_EXERCISE MATERIALS_
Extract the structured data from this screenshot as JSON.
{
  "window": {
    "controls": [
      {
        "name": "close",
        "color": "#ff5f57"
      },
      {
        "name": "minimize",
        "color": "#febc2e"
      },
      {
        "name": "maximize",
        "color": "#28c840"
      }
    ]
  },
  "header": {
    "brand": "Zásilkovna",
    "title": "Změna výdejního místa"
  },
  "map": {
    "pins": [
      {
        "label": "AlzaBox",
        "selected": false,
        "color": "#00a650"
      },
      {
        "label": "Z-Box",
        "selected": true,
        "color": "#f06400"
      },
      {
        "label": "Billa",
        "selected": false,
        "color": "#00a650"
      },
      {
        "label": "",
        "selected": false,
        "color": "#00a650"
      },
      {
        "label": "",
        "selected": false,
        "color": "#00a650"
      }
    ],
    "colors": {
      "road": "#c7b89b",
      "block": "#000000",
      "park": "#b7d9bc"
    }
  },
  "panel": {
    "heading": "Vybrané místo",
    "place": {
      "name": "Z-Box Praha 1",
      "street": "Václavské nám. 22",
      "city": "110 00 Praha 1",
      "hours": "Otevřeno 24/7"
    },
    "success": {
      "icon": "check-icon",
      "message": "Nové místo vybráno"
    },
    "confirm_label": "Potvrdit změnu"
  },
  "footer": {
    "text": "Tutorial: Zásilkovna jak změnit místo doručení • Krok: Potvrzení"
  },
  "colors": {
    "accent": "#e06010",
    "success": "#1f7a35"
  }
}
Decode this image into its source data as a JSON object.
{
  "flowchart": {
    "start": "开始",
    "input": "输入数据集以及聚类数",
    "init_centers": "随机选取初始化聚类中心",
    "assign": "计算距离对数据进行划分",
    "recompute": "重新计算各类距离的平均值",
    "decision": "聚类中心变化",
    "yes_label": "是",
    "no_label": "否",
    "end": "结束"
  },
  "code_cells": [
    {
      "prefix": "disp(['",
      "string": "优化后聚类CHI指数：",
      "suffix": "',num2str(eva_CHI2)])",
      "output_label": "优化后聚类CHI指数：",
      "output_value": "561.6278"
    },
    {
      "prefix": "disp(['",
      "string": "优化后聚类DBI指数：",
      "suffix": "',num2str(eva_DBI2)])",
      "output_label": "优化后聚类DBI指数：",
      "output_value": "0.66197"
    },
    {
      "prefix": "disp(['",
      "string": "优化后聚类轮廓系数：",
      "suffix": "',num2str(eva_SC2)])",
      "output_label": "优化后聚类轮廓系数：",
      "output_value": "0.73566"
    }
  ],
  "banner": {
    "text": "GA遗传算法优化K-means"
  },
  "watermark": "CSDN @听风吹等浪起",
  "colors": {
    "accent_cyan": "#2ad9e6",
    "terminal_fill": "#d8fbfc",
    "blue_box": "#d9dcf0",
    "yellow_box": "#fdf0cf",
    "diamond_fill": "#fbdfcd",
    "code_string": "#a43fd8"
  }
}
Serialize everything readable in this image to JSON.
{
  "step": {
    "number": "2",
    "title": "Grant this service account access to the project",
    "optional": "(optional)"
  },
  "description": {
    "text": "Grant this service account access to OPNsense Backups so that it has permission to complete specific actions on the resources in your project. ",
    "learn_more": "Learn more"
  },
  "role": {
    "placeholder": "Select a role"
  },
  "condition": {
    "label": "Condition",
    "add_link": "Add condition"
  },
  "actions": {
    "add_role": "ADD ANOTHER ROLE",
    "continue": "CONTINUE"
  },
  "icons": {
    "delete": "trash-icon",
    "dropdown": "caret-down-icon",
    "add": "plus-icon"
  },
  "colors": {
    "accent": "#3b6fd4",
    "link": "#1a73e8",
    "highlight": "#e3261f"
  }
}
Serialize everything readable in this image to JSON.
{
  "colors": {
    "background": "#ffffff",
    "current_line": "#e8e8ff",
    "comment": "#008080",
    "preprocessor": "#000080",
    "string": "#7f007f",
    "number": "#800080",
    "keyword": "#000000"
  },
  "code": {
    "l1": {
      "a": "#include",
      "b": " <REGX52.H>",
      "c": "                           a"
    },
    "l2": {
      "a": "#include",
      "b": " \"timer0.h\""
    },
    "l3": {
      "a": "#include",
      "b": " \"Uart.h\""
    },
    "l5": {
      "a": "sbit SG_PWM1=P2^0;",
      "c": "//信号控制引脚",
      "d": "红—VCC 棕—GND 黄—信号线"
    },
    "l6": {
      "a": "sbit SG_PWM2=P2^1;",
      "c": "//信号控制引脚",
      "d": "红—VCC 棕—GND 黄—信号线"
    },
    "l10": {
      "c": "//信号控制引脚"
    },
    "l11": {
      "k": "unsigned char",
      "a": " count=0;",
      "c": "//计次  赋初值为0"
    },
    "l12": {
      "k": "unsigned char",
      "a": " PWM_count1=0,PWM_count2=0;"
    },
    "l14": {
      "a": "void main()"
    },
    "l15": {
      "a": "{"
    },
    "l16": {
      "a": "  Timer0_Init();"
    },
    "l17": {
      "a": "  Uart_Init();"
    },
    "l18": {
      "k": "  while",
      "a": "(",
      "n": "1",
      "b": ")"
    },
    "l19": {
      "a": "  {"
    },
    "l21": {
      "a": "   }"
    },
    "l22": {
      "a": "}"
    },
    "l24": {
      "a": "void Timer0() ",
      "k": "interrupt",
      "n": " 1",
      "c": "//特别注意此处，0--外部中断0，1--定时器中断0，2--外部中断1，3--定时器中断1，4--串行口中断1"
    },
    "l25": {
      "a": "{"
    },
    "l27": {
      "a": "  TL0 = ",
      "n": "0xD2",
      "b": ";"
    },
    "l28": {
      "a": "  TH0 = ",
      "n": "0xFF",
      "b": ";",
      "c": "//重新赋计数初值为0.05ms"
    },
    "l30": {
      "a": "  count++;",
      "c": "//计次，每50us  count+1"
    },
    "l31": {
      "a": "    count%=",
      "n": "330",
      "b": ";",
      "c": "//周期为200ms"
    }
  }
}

_STATED EXERCISE_
Write the material out again in its entirety, exactly as shown.

_REPLY TO THE EXERCISE_
Extract the structured data from this screenshot as JSON.
{
  "window": {
    "controls": [
      {
        "name": "close",
        "color": "#ff5f57"
      },
      {
        "name": "minimize",
        "color": "#febc2e"
      },
      {
        "name": "maximize",
        "color": "#28c840"
      }
    ]
  },
  "header": {
    "brand": "Zásilkovna",
    "title": "Změna výdejního místa"
  },
  "map": {
    "pins": [
      {
        "label": "AlzaBox",
        "selected": false,
        "color": "#00a650"
      },
      {
        "label": "Z-Box",
        "selected": true,
        "color": "#f06400"
      },
      {
        "label": "Billa",
        "selected": false,
        "color": "#00a650"
      },
      {
        "label": "",
        "selected": false,
        "color": "#00a650"
      },
      {
        "label": "",
        "selected": false,
        "color": "#00a650"
      }
    ],
    "colors": {
      "road": "#c7b89b",
      "block": "#000000",
      "park": "#b7d9bc"
    }
  },
  "panel": {
    "heading": "Vybrané místo",
    "place": {
      "name": "Z-Box Praha 1",
      "street": "Václavské nám. 22",
      "city": "110 00 Praha 1",
      "hours": "Otevřeno 24/7"
    },
    "success": {
      "icon": "check-icon",
      "message": "Nové místo vybráno"
    },
    "confirm_label": "Potvrdit změnu"
  },
  "footer": {
    "text": "Tutorial: Zásilkovna jak změnit místo doručení • Krok: Potvrzení"
  },
  "colors": {
    "accent": "#e06010",
    "success": "#1f7a35"
  }
}
Decode this image into its source data as a JSON object.
{
  "flowchart": {
    "start": "开始",
    "input": "输入数据集以及聚类数",
    "init_centers": "随机选取初始化聚类中心",
    "assign": "计算距离对数据进行划分",
    "recompute": "重新计算各类距离的平均值",
    "decision": "聚类中心变化",
    "yes_label": "是",
    "no_label": "否",
    "end": "结束"
  },
  "code_cells": [
    {
      "prefix": "disp(['",
      "string": "优化后聚类CHI指数：",
      "suffix": "',num2str(eva_CHI2)])",
      "output_label": "优化后聚类CHI指数：",
      "output_value": "561.6278"
    },
    {
      "prefix": "disp(['",
      "string": "优化后聚类DBI指数：",
      "suffix": "',num2str(eva_DBI2)])",
      "output_label": "优化后聚类DBI指数：",
      "output_value": "0.66197"
    },
    {
      "prefix": "disp(['",
      "string": "优化后聚类轮廓系数：",
      "suffix": "',num2str(eva_SC2)])",
      "output_label": "优化后聚类轮廓系数：",
      "output_value": "0.73566"
    }
  ],
  "banner": {
    "text": "GA遗传算法优化K-means"
  },
  "watermark": "CSDN @听风吹等浪起",
  "colors": {
    "accent_cyan": "#2ad9e6",
    "terminal_fill": "#d8fbfc",
    "blue_box": "#d9dcf0",
    "yellow_box": "#fdf0cf",
    "diamond_fill": "#fbdfcd",
    "code_string": "#a43fd8"
  }
}
Serialize everything readable in this image to JSON.
{
  "step": {
    "number": "2",
    "title": "Grant this service account access to the project",
    "optional": "(optional)"
  },
  "description": {
    "text": "Grant this service account access to OPNsense Backups so that it has permission to complete specific actions on the resources in your project. ",
    "learn_more": "Learn more"
  },
  "role": {
    "placeholder": "Select a role"
  },
  "condition": {
    "label": "Condition",
    "add_link": "Add condition"
  },
  "actions": {
    "add_role": "ADD ANOTHER ROLE",
    "continue": "CONTINUE"
  },
  "icons": {
    "delete": "trash-icon",
    "dropdown": "caret-down-icon",
    "add": "plus-icon"
  },
  "colors": {
    "accent": "#3b6fd4",
    "link": "#1a73e8",
    "highlight": "#e3261f"
  }
}
Serialize everything readable in this image to JSON.
{
  "colors": {
    "background": "#ffffff",
    "current_line": "#e8e8ff",
    "comment": "#008080",
    "preprocessor": "#000080",
    "string": "#7f007f",
    "number": "#800080",
    "keyword": "#000000"
  },
  "code": {
    "l1": {
      "a": "#include",
      "b": " <REGX52.H>",
      "c": "                           a"
    },
    "l2": {
      "a": "#include",
      "b": " \"timer0.h\""
    },
    "l3": {
      "a": "#include",
      "b": " \"Uart.h\""
    },
    "l5": {
      "a": "sbit SG_PWM1=P2^0;",
      "c": "//信号控制引脚",
      "d": "红—VCC 棕—GND 黄—信号线"
    },
    "l6": {
      "a": "sbit SG_PWM2=P2^1;",
      "c": "//信号控制引脚",
      "d": "红—VCC 棕—GND 黄—信号线"
    },
    "l10": {
      "c": "//信号控制引脚"
    },
    "l11": {
      "k": "unsigned char",
      "a": " count=0;",
      "c": "//计次  赋初值为0"
    },
    "l12": {
      "k": "unsigned char",
      "a": " PWM_count1=0,PWM_count2=0;"
    },
    "l14": {
      "a": "void main()"
    },
    "l15": {
      "a": "{"
    },
    "l16": {
      "a": "  Timer0_Init();"
    },
    "l17": {
      "a": "  Uart_Init();"
    },
    "l18": {
      "k": "  while",
      "a": "(",
      "n": "1",
      "b": ")"
    },
    "l19": {
      "a": "  {"
    },
    "l21": {
      "a": "   }"
    },
    "l22": {
      "a": "}"
    },
    "l24": {
      "a": "void Timer0() ",
      "k": "interrupt",
      "n": " 1",
      "c": "//特别注意此处，0--外部中断0，1--定时器中断0，2--外部中断1，3--定时器中断1，4--串行口中断1"
    },
    "l25": {
      "a": "{"
    },
    "l27": {
      "a": "  TL0 = ",
      "n": "0xD2",
      "b": ";"
    },
    "l28": {
      "a": "  TH0 = ",
      "n": "0xFF",
      "b": ";",
      "c": "//重新赋计数初值为0.05ms"
    },
    "l30": {
      "a": "  count++;",
      "c": "//计次，每50us  count+1"
    },
    "l31": {
      "a": "    count%=",
      "n": "330",
      "b": ";",
      "c": "//周期为200ms"
    }
  }
}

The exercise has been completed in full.